- REQUIREMENTS
Reproduce every record below exactly as written, but leave out any pictures.

- RECORD EXCERPTS
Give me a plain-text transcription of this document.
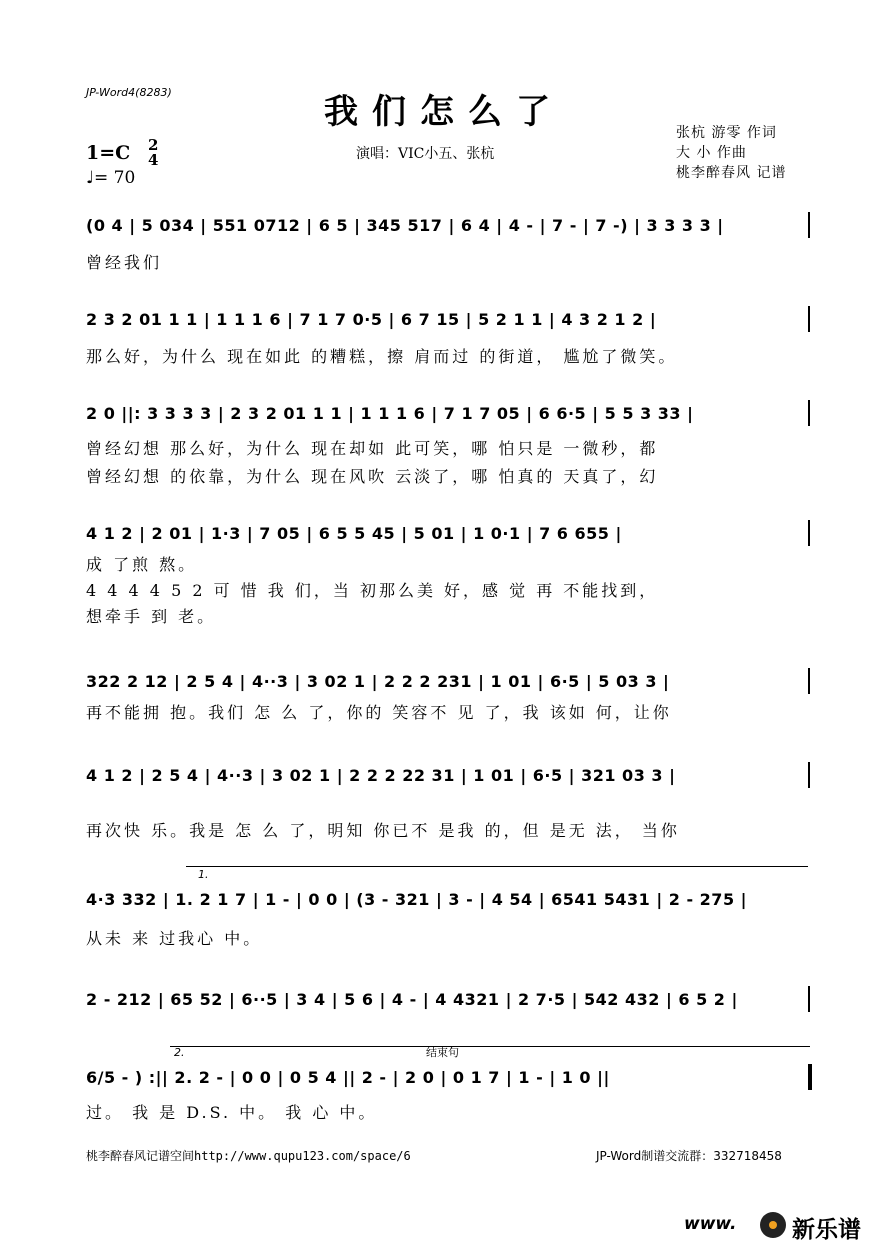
JP-Word4(8283)	我们怎么了
演唱：VIC小五、张杭
张杭 游零 作词
大 小 作曲
桃李醉春风 记谱
1=C 2
4
♩= 70
(0 4 | 5 034 | 551 0712 | 6 5 | 345 517 | 6 4 | 4 - | 7 - | 7 -) | 3 3 3 3 |
曾经我们
2 3 2 01 1 1 | 1 1 1 6 | 7 1 7 0·5 | 6 7 15 | 5 2 1 1 | 4 3 2 1 2 |
那么好，为什么 现在如此 的糟糕，擦 肩而过 的街道， 尴尬了微笑。
2 0 ||: 3 3 3 3 | 2 3 2 01 1 1 | 1 1 1 6 | 7 1 7 05 | 6 6·5 | 5 5 3 33 |
曾经幻想 那么好，为什么 现在却如 此可笑，哪 怕只是 一微秒，都
曾经幻想 的依靠，为什么 现在风吹 云淡了，哪 怕真的 天真了，幻
4 1 2 | 2 01 | 1·3 | 7 05 | 6 5 5 45 | 5 01 | 1 0·1 | 7 6 655 |
成 了煎 熬。
4 4 4 4 5 2 可 惜 我 们，当 初那么美 好，感 觉 再 不能找到，
想牵手 到 老。
322 2 12 | 2 5 4 | 4··3 | 3 02 1 | 2 2 2 231 | 1 01 | 6·5 | 5 03 3 |
再不能拥 抱。我们 怎 么 了，你的 笑容不 见 了，我 该如 何，让你
4 1 2 | 2 5 4 | 4··3 | 3 02 1 | 2 2 2 22 31 | 1 01 | 6·5 | 321 03 3 |
再次快 乐。我是 怎 么 了，明知 你已不 是我 的，但 是无 法， 当你
1.
4·3 332 | 1. 2 1 7 | 1 - | 0 0 | (3 - 321 | 3 - | 4 54 | 6541 5431 | 2 - 275 |
从未 来 过我心 中。
2 - 212 | 65 52 | 6··5 | 3 4 | 5 6 | 4 - | 4 4321 | 2 7·5 | 542 432 | 6 5 2 |
2.	结束句
6/5 - ) :|| 2. 2 - | 0 0 | 0 5 4 || 2 - | 2 0 | 0 1 7 | 1 - | 1 0 ||
过。 我 是 D.S. 中。 我 心 中。
桃李醉春风记谱空间http://www.qupu123.com/space/6	JP-Word制谱交流群：332718458
www. 新乐谱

- RESULT OF THE TASK
Give me a plain-text transcription of this document.
JP-Word4(8283)	我们怎么了
演唱：VIC小五、张杭
张杭 游零 作词
大 小 作曲
桃李醉春风 记谱
1=C 2
4
♩= 70
(0 4 | 5 034 | 551 0712 | 6 5 | 345 517 | 6 4 | 4 - | 7 - | 7 -) | 3 3 3 3 |
曾经我们
2 3 2 01 1 1 | 1 1 1 6 | 7 1 7 0·5 | 6 7 15 | 5 2 1 1 | 4 3 2 1 2 |
那么好，为什么 现在如此 的糟糕，擦 肩而过 的街道， 尴尬了微笑。
2 0 ||: 3 3 3 3 | 2 3 2 01 1 1 | 1 1 1 6 | 7 1 7 05 | 6 6·5 | 5 5 3 33 |
曾经幻想 那么好，为什么 现在却如 此可笑，哪 怕只是 一微秒，都
曾经幻想 的依靠，为什么 现在风吹 云淡了，哪 怕真的 天真了，幻
4 1 2 | 2 01 | 1·3 | 7 05 | 6 5 5 45 | 5 01 | 1 0·1 | 7 6 655 |
成 了煎 熬。
4 4 4 4 5 2 可 惜 我 们，当 初那么美 好，感 觉 再 不能找到，
想牵手 到 老。
322 2 12 | 2 5 4 | 4··3 | 3 02 1 | 2 2 2 231 | 1 01 | 6·5 | 5 03 3 |
再不能拥 抱。我们 怎 么 了，你的 笑容不 见 了，我 该如 何，让你
4 1 2 | 2 5 4 | 4··3 | 3 02 1 | 2 2 2 22 31 | 1 01 | 6·5 | 321 03 3 |
再次快 乐。我是 怎 么 了，明知 你已不 是我 的，但 是无 法， 当你
1.
4·3 332 | 1. 2 1 7 | 1 - | 0 0 | (3 - 321 | 3 - | 4 54 | 6541 5431 | 2 - 275 |
从未 来 过我心 中。
2 - 212 | 65 52 | 6··5 | 3 4 | 5 6 | 4 - | 4 4321 | 2 7·5 | 542 432 | 6 5 2 |
2.	结束句
6/5 - ) :|| 2. 2 - | 0 0 | 0 5 4 || 2 - | 2 0 | 0 1 7 | 1 - | 1 0 ||
过。 我 是 D.S. 中。 我 心 中。
桃李醉春风记谱空间http://www.qupu123.com/space/6	JP-Word制谱交流群：332718458
www. 新乐谱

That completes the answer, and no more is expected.